* TASK PROMPT
Restate the records in their entirety, word for word.

* SUPPLIED MATERIAL
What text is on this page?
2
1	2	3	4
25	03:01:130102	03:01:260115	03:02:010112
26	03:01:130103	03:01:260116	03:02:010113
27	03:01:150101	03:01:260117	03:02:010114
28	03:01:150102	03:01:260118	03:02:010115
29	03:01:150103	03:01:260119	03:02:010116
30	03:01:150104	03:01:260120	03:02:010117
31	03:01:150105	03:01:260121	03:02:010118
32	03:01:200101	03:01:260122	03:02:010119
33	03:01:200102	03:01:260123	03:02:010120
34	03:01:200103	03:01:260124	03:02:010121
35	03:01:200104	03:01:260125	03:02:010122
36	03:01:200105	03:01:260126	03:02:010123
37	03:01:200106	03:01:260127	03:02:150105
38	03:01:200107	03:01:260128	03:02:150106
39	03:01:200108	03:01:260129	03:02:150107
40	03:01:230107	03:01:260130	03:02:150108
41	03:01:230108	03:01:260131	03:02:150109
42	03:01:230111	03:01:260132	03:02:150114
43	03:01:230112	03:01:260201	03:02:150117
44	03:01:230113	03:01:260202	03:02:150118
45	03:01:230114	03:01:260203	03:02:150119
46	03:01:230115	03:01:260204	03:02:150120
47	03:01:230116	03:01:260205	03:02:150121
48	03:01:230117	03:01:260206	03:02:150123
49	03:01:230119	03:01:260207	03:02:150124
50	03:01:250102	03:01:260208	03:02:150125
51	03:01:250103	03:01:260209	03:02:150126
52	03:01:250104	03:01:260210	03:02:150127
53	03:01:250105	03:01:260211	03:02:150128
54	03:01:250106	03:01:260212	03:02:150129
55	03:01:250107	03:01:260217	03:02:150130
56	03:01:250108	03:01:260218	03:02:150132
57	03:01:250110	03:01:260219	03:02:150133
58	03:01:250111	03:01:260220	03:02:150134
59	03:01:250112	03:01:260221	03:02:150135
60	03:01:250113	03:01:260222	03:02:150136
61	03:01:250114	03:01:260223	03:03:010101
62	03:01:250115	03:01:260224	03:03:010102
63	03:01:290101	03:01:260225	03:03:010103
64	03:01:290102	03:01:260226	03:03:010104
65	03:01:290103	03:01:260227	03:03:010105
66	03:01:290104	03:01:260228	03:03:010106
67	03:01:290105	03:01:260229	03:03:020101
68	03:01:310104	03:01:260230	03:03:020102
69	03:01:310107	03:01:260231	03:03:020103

* COMPLETE ANSWER
What text is on this page?
2
1	2	3	4
25	03:01:130102	03:01:260115	03:02:010112
26	03:01:130103	03:01:260116	03:02:010113
27	03:01:150101	03:01:260117	03:02:010114
28	03:01:150102	03:01:260118	03:02:010115
29	03:01:150103	03:01:260119	03:02:010116
30	03:01:150104	03:01:260120	03:02:010117
31	03:01:150105	03:01:260121	03:02:010118
32	03:01:200101	03:01:260122	03:02:010119
33	03:01:200102	03:01:260123	03:02:010120
34	03:01:200103	03:01:260124	03:02:010121
35	03:01:200104	03:01:260125	03:02:010122
36	03:01:200105	03:01:260126	03:02:010123
37	03:01:200106	03:01:260127	03:02:150105
38	03:01:200107	03:01:260128	03:02:150106
39	03:01:200108	03:01:260129	03:02:150107
40	03:01:230107	03:01:260130	03:02:150108
41	03:01:230108	03:01:260131	03:02:150109
42	03:01:230111	03:01:260132	03:02:150114
43	03:01:230112	03:01:260201	03:02:150117
44	03:01:230113	03:01:260202	03:02:150118
45	03:01:230114	03:01:260203	03:02:150119
46	03:01:230115	03:01:260204	03:02:150120
47	03:01:230116	03:01:260205	03:02:150121
48	03:01:230117	03:01:260206	03:02:150123
49	03:01:230119	03:01:260207	03:02:150124
50	03:01:250102	03:01:260208	03:02:150125
51	03:01:250103	03:01:260209	03:02:150126
52	03:01:250104	03:01:260210	03:02:150127
53	03:01:250105	03:01:260211	03:02:150128
54	03:01:250106	03:01:260212	03:02:150129
55	03:01:250107	03:01:260217	03:02:150130
56	03:01:250108	03:01:260218	03:02:150132
57	03:01:250110	03:01:260219	03:02:150133
58	03:01:250111	03:01:260220	03:02:150134
59	03:01:250112	03:01:260221	03:02:150135
60	03:01:250113	03:01:260222	03:02:150136
61	03:01:250114	03:01:260223	03:03:010101
62	03:01:250115	03:01:260224	03:03:010102
63	03:01:290101	03:01:260225	03:03:010103
64	03:01:290102	03:01:260226	03:03:010104
65	03:01:290103	03:01:260227	03:03:010105
66	03:01:290104	03:01:260228	03:03:010106
67	03:01:290105	03:01:260229	03:03:020101
68	03:01:310104	03:01:260230	03:03:020102
69	03:01:310107	03:01:260231	03:03:020103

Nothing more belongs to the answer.